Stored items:

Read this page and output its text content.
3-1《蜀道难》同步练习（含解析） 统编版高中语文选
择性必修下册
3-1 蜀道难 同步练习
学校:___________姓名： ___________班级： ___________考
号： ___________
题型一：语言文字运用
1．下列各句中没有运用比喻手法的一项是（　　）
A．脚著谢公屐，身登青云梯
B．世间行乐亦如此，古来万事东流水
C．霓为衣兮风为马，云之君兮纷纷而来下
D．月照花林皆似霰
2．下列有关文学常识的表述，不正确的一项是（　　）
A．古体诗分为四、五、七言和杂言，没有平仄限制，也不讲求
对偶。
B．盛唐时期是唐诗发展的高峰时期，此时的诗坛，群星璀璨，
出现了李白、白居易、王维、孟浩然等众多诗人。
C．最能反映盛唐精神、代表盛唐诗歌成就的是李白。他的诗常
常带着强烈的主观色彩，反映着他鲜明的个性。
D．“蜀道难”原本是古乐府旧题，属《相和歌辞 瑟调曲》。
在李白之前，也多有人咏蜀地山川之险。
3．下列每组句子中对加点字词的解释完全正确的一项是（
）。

* **GIVEN PROBLEM**
Copy out all of the lines above exactly.

* **CORRECT RESULT**
Read this page and output its text content.
3-1《蜀道难》同步练习（含解析） 统编版高中语文选
择性必修下册
3-1 蜀道难 同步练习
学校:___________姓名： ___________班级： ___________考
号： ___________
题型一：语言文字运用
1．下列各句中没有运用比喻手法的一项是（　　）
A．脚著谢公屐，身登青云梯
B．世间行乐亦如此，古来万事东流水
C．霓为衣兮风为马，云之君兮纷纷而来下
D．月照花林皆似霰
2．下列有关文学常识的表述，不正确的一项是（　　）
A．古体诗分为四、五、七言和杂言，没有平仄限制，也不讲求
对偶。
B．盛唐时期是唐诗发展的高峰时期，此时的诗坛，群星璀璨，
出现了李白、白居易、王维、孟浩然等众多诗人。
C．最能反映盛唐精神、代表盛唐诗歌成就的是李白。他的诗常
常带着强烈的主观色彩，反映着他鲜明的个性。
D．“蜀道难”原本是古乐府旧题，属《相和歌辞 瑟调曲》。
在李白之前，也多有人咏蜀地山川之险。
3．下列每组句子中对加点字词的解释完全正确的一项是（
）。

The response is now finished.